[Task instructions] Among the lines below, how many carry the string "true"? Reply with a number and nothing else.

Start of Task material

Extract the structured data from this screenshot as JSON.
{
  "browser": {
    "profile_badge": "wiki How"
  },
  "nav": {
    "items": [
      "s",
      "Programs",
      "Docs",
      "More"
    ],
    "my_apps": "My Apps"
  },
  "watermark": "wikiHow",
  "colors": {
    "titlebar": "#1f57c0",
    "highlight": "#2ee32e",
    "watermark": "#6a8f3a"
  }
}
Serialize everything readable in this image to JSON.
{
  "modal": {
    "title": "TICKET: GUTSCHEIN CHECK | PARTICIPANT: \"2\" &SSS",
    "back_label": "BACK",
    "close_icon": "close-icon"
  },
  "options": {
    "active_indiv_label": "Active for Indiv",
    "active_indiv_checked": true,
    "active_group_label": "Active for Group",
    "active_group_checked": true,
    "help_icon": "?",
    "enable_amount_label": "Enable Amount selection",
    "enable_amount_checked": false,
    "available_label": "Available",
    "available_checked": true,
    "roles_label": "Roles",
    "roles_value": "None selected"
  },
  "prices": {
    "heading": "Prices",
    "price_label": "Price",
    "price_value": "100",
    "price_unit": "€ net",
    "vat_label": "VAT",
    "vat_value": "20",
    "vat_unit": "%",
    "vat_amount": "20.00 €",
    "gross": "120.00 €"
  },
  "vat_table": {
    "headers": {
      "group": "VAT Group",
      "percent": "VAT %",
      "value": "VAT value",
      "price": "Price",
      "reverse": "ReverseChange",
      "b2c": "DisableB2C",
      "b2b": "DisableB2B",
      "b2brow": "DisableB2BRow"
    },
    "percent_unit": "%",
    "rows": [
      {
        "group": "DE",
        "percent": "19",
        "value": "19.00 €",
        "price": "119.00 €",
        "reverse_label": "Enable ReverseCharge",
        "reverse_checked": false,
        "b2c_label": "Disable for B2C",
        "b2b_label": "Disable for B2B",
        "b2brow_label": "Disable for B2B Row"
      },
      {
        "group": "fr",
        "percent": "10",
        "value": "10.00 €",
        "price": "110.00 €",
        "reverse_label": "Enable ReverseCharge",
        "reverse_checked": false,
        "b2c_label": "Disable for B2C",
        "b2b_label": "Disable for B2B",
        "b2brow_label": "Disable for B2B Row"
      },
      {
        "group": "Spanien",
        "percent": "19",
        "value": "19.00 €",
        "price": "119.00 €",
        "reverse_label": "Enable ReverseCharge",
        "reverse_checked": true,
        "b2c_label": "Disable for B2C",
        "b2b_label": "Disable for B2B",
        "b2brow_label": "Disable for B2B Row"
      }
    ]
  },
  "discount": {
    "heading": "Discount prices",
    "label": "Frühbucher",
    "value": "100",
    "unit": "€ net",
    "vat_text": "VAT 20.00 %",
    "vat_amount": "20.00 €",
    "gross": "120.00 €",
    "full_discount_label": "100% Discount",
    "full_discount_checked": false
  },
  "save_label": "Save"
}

End of Task material

[Completed exercise] 4